_Written instruction_
Reproduce every line of the records below word for word, leaving out the pictures.

======== Supplied material ========

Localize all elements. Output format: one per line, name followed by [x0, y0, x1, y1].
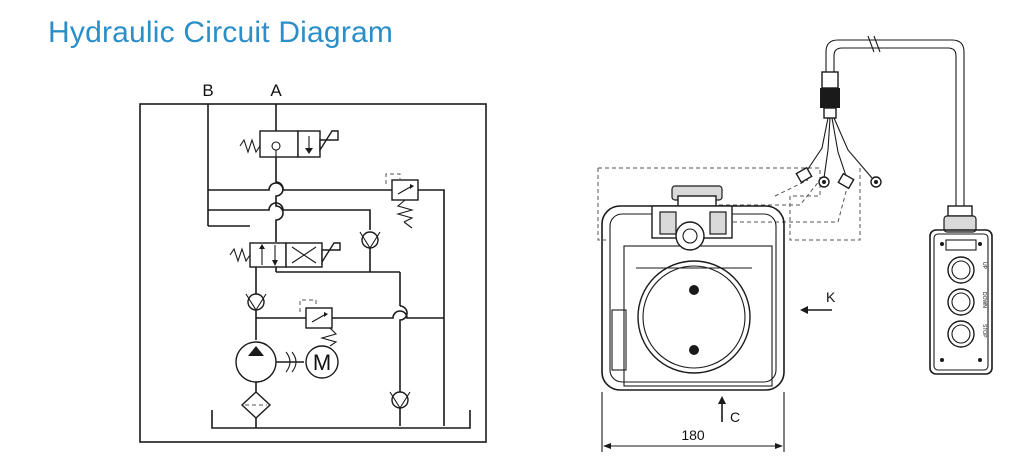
b-line-to-check	[208, 202, 371, 230]
check-valve-right	[359, 231, 381, 272]
pendant-label-down: DOWN	[981, 292, 987, 308]
pendant-button-down[interactable]	[947, 288, 975, 316]
motor-label: M	[313, 350, 331, 375]
control-cable	[795, 35, 965, 206]
solenoid-check-valve	[239, 130, 339, 158]
check-valve-pump	[245, 293, 267, 312]
pendant-label-up: UP	[981, 262, 987, 270]
port-a-label: A	[270, 81, 282, 100]
check-valve-return	[389, 391, 411, 426]
page-title: Hydraulic Circuit Diagram	[48, 16, 394, 49]
line-a-down	[275, 157, 284, 242]
pump-symbol	[235, 341, 304, 383]
power-unit-drawing: K C 180	[597, 167, 861, 452]
pendant-control: UP DOWN STOP	[929, 205, 993, 375]
pendant-label-stop: STOP	[981, 324, 987, 338]
motor-face	[637, 260, 751, 374]
pendant-button-stop[interactable]	[947, 320, 975, 348]
pendant-button-up[interactable]	[947, 256, 975, 284]
relief-valve-main	[299, 299, 338, 347]
pressure-line	[256, 310, 444, 319]
hydraulic-schematic: B A	[139, 81, 487, 443]
view-c-label: C	[730, 409, 740, 425]
directional-valve	[229, 242, 341, 268]
relief-valve-top	[385, 173, 419, 229]
suction-filter	[240, 391, 272, 419]
return-line	[208, 182, 445, 426]
port-b-label: B	[202, 81, 213, 100]
width-dimension: 180	[681, 427, 705, 443]
reservoir-tank	[211, 410, 471, 429]
schematic-frame	[139, 103, 487, 443]
electric-motor: M	[305, 345, 339, 379]
view-k-label: K	[826, 289, 836, 305]
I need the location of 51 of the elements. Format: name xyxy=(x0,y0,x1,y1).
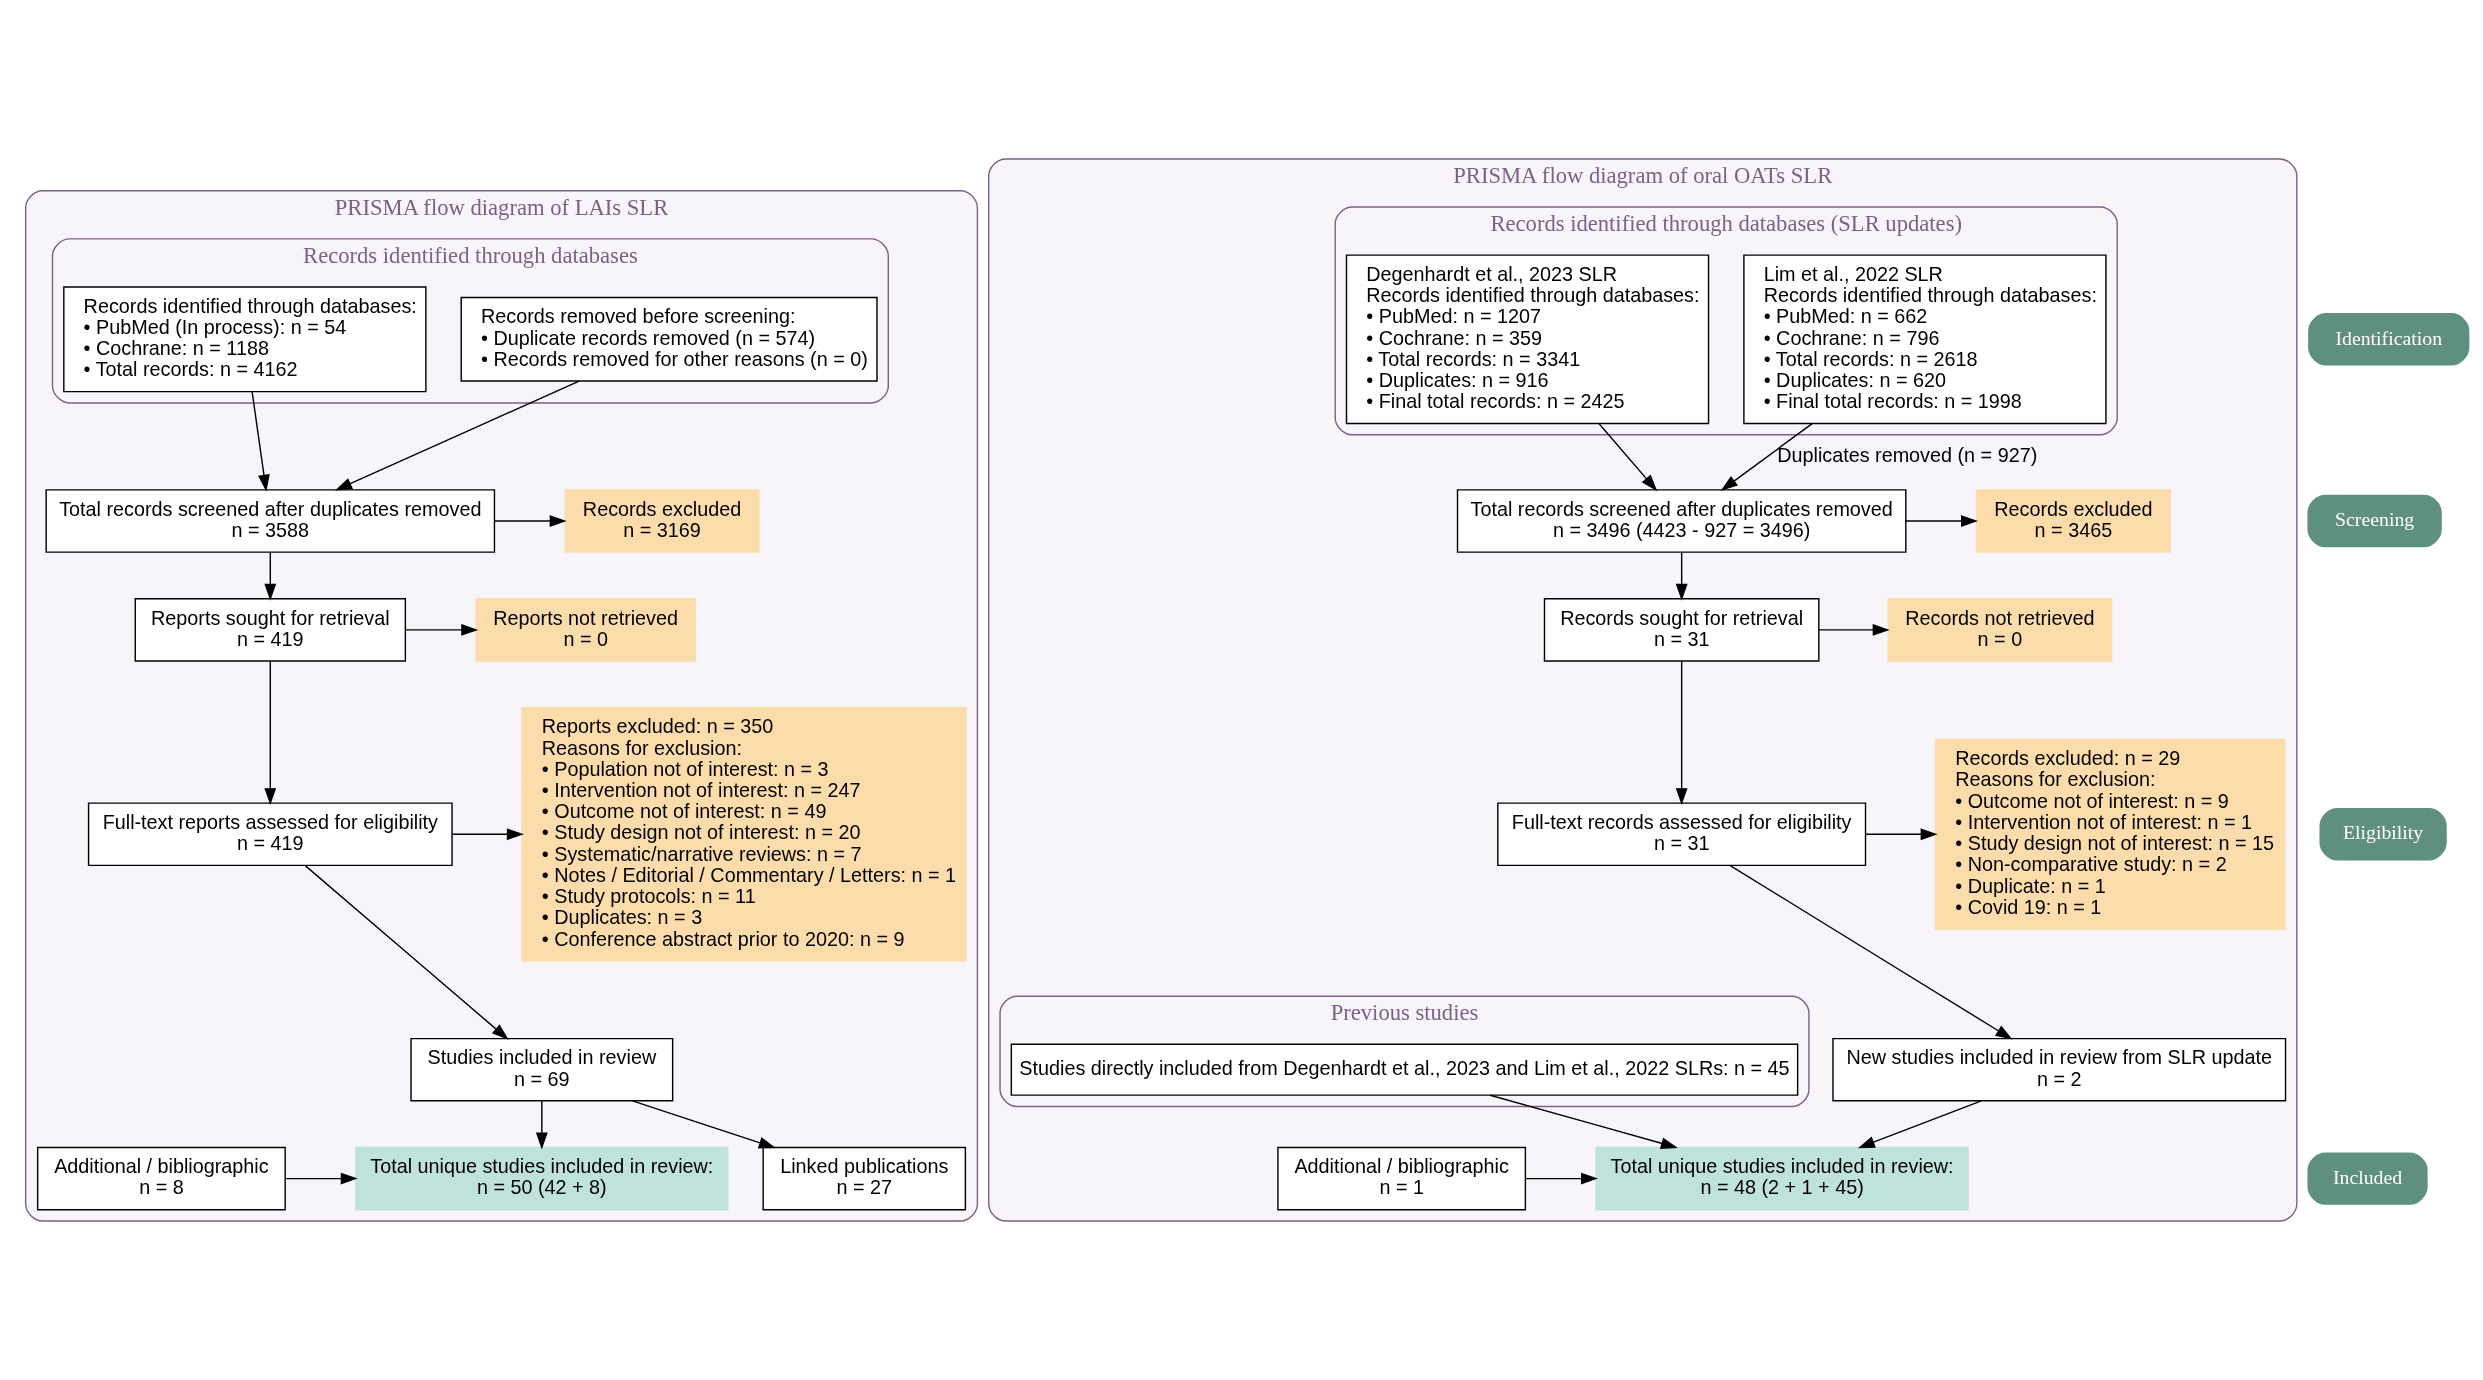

========

_Exercise solution_
Localize all elements. Output format: one per line, name followed by [x0, y0, x1, y1].
b-line-to-check	[208, 202, 371, 230]
check-valve-right	[359, 231, 381, 272]
pendant-label-down: DOWN	[981, 292, 987, 308]
pendant-button-down[interactable]	[947, 288, 975, 316]
motor-label: M	[313, 350, 331, 375]
control-cable	[795, 35, 965, 206]
solenoid-check-valve	[239, 130, 339, 158]
check-valve-pump	[245, 293, 267, 312]
pendant-label-up: UP	[981, 262, 987, 270]
port-a-label: A	[270, 81, 282, 100]
check-valve-return	[389, 391, 411, 426]
page-title: Hydraulic Circuit Diagram	[48, 16, 394, 49]
line-a-down	[275, 157, 284, 242]
pump-symbol	[235, 341, 304, 383]
power-unit-drawing: K C 180	[597, 167, 861, 452]
pendant-control: UP DOWN STOP	[929, 205, 993, 375]
pendant-label-stop: STOP	[981, 324, 987, 338]
motor-face	[637, 260, 751, 374]
pendant-button-stop[interactable]	[947, 320, 975, 348]
pendant-button-up[interactable]	[947, 256, 975, 284]
relief-valve-main	[299, 299, 338, 347]
pressure-line	[256, 310, 444, 319]
hydraulic-schematic: B A	[139, 81, 487, 443]
view-c-label: C	[730, 409, 740, 425]
directional-valve	[229, 242, 341, 268]
relief-valve-top	[385, 173, 419, 229]
suction-filter	[240, 391, 272, 419]
return-line	[208, 182, 445, 426]
port-b-label: B	[202, 81, 213, 100]
width-dimension: 180	[681, 427, 705, 443]
reservoir-tank	[211, 410, 471, 429]
schematic-frame	[139, 103, 487, 443]
electric-motor: M	[305, 345, 339, 379]
view-k-label: K	[826, 289, 836, 305]
I need the location of 51 of the elements. Format: name xyxy=(x0,y0,x1,y1).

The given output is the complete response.